**Task brief:** Tally every line of the listing where the string "admin" is found, and state the total alone.

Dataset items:
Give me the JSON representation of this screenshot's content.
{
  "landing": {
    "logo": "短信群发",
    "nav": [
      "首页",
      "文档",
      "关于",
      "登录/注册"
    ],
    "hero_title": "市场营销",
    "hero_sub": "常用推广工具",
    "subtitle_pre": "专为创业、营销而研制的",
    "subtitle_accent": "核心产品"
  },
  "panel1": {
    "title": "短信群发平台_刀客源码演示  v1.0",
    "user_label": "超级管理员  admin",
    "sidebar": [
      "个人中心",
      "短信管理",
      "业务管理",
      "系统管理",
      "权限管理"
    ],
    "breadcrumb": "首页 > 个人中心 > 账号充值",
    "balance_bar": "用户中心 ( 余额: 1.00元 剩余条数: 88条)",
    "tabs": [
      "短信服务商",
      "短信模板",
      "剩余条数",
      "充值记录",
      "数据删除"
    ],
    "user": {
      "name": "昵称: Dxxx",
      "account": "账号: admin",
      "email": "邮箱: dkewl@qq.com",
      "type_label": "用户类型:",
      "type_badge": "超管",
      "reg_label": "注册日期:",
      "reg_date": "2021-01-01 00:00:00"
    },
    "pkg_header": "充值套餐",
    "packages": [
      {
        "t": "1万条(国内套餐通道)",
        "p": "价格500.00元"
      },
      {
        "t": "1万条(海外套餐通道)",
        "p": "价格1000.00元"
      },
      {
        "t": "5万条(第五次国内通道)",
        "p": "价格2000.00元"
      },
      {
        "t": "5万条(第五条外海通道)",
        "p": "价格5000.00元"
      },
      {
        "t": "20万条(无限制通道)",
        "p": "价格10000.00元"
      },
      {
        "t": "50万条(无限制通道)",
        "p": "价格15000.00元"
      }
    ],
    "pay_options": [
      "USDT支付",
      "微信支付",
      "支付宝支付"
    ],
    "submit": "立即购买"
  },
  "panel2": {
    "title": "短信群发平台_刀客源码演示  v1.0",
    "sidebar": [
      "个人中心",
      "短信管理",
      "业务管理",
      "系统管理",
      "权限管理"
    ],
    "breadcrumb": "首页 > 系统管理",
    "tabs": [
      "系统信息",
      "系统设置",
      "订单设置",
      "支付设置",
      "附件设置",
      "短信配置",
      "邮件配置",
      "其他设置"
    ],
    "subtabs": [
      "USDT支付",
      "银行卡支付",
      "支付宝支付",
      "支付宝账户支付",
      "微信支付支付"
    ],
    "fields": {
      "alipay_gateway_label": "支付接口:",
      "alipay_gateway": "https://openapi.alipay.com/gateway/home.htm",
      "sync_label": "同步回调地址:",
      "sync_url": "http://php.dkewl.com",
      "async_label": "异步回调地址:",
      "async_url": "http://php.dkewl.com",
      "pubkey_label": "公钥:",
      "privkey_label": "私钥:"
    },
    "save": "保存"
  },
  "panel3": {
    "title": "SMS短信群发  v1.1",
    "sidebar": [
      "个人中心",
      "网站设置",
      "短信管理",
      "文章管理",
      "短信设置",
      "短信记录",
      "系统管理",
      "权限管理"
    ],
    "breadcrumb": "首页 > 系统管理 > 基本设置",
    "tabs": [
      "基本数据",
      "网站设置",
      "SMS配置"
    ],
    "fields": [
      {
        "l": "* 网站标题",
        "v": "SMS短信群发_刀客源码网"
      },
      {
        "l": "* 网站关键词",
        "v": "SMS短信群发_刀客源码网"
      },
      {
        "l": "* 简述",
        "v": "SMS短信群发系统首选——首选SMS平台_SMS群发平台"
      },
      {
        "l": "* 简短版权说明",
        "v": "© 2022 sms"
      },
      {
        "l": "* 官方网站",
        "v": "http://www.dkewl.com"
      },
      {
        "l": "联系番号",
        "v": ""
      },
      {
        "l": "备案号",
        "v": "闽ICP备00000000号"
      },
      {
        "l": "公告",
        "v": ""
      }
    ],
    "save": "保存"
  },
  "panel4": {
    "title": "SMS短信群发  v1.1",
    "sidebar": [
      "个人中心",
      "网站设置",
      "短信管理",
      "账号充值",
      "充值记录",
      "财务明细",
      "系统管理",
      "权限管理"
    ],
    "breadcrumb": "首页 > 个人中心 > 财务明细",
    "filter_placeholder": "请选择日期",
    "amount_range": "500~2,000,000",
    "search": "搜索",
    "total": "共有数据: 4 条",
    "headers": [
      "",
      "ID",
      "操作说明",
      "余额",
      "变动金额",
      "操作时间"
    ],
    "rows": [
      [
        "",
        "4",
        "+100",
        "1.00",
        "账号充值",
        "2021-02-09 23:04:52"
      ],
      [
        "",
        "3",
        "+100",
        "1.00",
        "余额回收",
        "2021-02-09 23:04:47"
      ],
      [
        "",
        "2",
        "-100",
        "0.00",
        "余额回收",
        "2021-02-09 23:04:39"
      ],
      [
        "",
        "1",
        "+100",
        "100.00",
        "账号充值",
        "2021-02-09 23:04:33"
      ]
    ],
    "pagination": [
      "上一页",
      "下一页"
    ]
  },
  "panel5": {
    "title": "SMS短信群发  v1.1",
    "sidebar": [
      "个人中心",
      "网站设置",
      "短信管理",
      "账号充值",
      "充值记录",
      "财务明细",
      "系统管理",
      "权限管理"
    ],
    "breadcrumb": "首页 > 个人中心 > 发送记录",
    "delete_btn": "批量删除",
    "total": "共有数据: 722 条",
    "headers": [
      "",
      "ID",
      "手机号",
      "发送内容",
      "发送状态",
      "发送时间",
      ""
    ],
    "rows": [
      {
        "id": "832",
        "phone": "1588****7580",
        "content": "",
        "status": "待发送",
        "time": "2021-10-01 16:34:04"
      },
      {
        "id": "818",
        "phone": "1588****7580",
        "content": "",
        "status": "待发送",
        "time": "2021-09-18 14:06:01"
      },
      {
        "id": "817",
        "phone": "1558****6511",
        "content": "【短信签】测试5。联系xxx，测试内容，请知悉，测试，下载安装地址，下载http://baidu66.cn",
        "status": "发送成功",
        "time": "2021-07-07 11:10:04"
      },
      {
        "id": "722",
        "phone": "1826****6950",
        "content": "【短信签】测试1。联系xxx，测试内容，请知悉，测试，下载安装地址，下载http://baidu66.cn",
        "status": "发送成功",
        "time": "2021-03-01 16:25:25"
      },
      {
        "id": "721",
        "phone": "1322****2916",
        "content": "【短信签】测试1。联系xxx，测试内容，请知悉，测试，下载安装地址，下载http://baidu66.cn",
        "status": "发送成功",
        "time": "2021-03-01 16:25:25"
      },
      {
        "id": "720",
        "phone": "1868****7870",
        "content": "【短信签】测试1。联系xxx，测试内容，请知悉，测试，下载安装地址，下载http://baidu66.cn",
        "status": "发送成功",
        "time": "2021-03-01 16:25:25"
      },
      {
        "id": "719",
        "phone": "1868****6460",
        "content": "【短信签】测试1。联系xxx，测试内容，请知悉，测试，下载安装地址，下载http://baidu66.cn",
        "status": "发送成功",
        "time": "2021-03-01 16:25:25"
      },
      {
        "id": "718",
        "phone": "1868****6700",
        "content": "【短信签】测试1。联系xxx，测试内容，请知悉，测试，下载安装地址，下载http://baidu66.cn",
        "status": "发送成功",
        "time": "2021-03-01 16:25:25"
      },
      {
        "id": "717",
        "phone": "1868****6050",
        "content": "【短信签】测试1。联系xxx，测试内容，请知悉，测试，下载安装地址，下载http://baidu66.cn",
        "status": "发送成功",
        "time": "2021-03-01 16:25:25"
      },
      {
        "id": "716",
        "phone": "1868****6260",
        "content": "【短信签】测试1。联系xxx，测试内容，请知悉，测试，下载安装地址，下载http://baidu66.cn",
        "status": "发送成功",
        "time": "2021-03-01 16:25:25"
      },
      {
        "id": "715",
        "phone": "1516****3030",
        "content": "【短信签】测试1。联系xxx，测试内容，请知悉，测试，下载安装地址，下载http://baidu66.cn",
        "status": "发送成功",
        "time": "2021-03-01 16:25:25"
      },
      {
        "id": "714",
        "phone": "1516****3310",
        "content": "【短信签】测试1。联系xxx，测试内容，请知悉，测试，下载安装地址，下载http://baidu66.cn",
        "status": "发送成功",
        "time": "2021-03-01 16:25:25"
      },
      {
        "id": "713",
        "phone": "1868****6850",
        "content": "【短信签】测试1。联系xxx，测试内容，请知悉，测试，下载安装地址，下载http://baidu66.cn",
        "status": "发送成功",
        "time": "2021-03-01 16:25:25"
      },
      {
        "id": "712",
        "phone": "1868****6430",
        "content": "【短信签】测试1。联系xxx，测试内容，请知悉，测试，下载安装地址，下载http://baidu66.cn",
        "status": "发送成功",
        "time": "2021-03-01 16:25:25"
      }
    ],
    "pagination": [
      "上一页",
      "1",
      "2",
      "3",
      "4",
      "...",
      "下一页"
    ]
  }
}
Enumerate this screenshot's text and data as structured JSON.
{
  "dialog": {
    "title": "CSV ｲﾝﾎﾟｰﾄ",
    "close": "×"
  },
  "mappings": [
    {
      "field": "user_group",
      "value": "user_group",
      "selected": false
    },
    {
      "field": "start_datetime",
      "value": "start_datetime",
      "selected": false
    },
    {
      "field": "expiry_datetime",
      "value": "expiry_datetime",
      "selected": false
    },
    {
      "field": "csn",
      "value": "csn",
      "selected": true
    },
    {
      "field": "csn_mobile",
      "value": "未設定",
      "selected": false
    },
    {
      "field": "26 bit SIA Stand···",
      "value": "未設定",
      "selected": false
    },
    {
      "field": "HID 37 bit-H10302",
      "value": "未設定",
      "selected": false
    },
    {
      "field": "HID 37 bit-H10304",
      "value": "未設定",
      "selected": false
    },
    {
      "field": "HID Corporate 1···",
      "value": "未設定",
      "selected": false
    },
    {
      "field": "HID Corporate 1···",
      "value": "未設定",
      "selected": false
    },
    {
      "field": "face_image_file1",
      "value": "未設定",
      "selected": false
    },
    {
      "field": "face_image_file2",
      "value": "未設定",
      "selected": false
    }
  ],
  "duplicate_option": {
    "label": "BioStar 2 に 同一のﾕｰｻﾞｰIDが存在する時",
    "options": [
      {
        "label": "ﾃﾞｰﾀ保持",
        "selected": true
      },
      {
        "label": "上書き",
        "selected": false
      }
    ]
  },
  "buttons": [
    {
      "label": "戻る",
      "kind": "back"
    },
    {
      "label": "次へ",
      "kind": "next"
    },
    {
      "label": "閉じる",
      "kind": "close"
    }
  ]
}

**Solution:** 2